Copy out the data below, from the line with "Patent image size: (1008, 759)." up to and including the line with "The lid 35 is at (663, 90).", reproducing each line word for word.

■ AVAILABLE DATA:
┄┄┄┄┄┄┄┄┄┄

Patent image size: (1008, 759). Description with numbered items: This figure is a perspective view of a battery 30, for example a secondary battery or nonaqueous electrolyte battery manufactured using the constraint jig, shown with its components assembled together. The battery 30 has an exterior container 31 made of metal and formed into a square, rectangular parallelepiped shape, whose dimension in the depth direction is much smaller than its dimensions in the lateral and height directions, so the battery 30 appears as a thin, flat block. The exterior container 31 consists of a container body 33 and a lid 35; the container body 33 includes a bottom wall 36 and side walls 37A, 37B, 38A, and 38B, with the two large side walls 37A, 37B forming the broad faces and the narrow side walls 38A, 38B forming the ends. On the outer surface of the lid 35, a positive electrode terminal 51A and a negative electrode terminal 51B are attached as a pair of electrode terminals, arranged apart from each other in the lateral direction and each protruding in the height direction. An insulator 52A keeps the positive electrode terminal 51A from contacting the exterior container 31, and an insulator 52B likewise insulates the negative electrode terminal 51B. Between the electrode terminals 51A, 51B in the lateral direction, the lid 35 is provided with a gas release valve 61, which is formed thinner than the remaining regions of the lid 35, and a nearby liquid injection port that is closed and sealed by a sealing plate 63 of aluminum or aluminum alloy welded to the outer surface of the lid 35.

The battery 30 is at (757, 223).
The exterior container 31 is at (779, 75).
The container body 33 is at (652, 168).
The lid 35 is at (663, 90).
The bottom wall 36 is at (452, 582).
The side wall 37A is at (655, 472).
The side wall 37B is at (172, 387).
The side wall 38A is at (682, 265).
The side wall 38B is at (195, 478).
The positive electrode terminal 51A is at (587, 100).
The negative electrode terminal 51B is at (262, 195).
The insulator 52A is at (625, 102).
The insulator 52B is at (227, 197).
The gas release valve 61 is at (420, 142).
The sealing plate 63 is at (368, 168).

┄┄┄┄┄┄┄┄┄┄

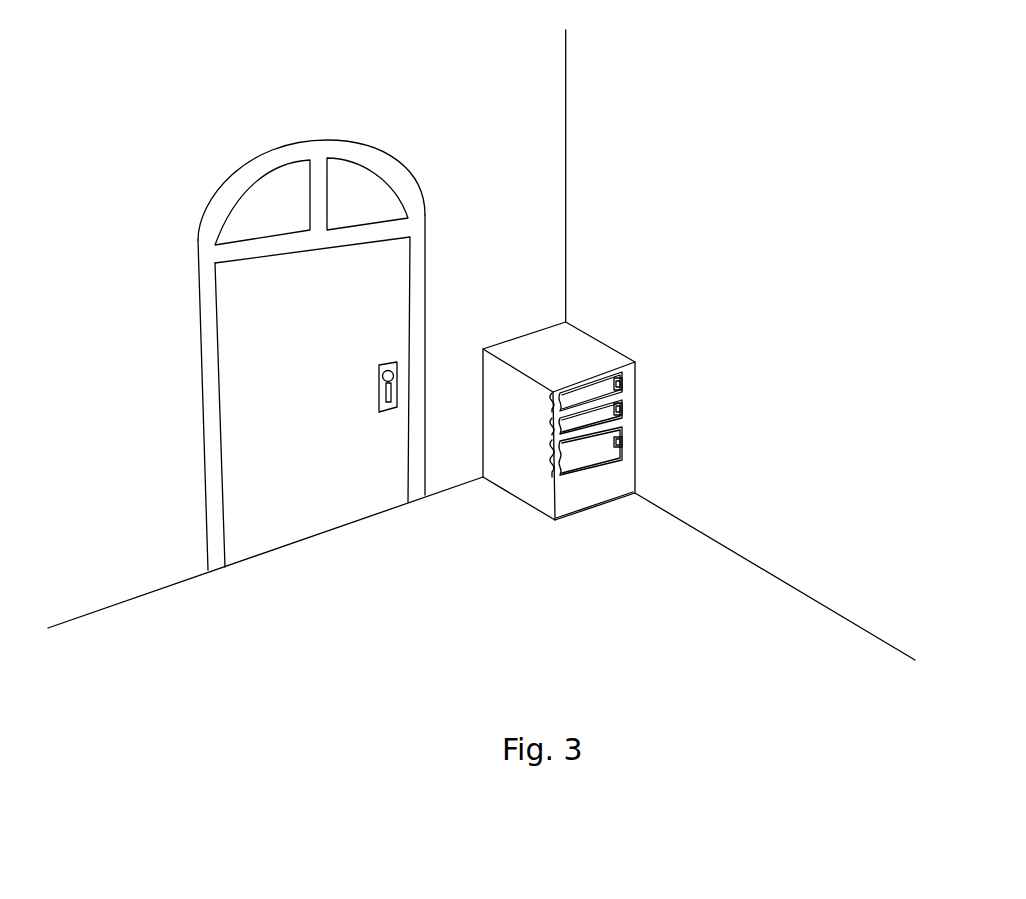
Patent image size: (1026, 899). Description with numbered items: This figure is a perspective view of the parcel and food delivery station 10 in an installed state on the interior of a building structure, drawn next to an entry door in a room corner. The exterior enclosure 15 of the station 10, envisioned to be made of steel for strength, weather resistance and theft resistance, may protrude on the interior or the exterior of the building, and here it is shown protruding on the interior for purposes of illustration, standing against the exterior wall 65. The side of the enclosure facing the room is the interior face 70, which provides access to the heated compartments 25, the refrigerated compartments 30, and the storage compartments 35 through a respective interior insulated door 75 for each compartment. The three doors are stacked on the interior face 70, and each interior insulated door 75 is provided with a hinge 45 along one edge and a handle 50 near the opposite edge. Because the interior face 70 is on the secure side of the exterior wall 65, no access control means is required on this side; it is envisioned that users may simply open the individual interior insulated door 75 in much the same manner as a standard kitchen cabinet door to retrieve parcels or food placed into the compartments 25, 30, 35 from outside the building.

┄┄┄┄┄┄┄┄┄┄

■ EXERCISE OUTPUT:
Patent image size: (1008, 759). Description with numbered items: This figure is a perspective view of a battery 30, for example a secondary battery or nonaqueous electrolyte battery manufactured using the constraint jig, shown with its components assembled together. The battery 30 has an exterior container 31 made of metal and formed into a square, rectangular parallelepiped shape, whose dimension in the depth direction is much smaller than its dimensions in the lateral and height directions, so the battery 30 appears as a thin, flat block. The exterior container 31 consists of a container body 33 and a lid 35; the container body 33 includes a bottom wall 36 and side walls 37A, 37B, 38A, and 38B, with the two large side walls 37A, 37B forming the broad faces and the narrow side walls 38A, 38B forming the ends. On the outer surface of the lid 35, a positive electrode terminal 51A and a negative electrode terminal 51B are attached as a pair of electrode terminals, arranged apart from each other in the lateral direction and each protruding in the height direction. An insulator 52A keeps the positive electrode terminal 51A from contacting the exterior container 31, and an insulator 52B likewise insulates the negative electrode terminal 51B. Between the electrode terminals 51A, 51B in the lateral direction, the lid 35 is provided with a gas release valve 61, which is formed thinner than the remaining regions of the lid 35, and a nearby liquid injection port that is closed and sealed by a sealing plate 63 of aluminum or aluminum alloy welded to the outer surface of the lid 35.

The battery 30 is at (757, 223).
The exterior container 31 is at (779, 75).
The container body 33 is at (652, 168).
The lid 35 is at (663, 90).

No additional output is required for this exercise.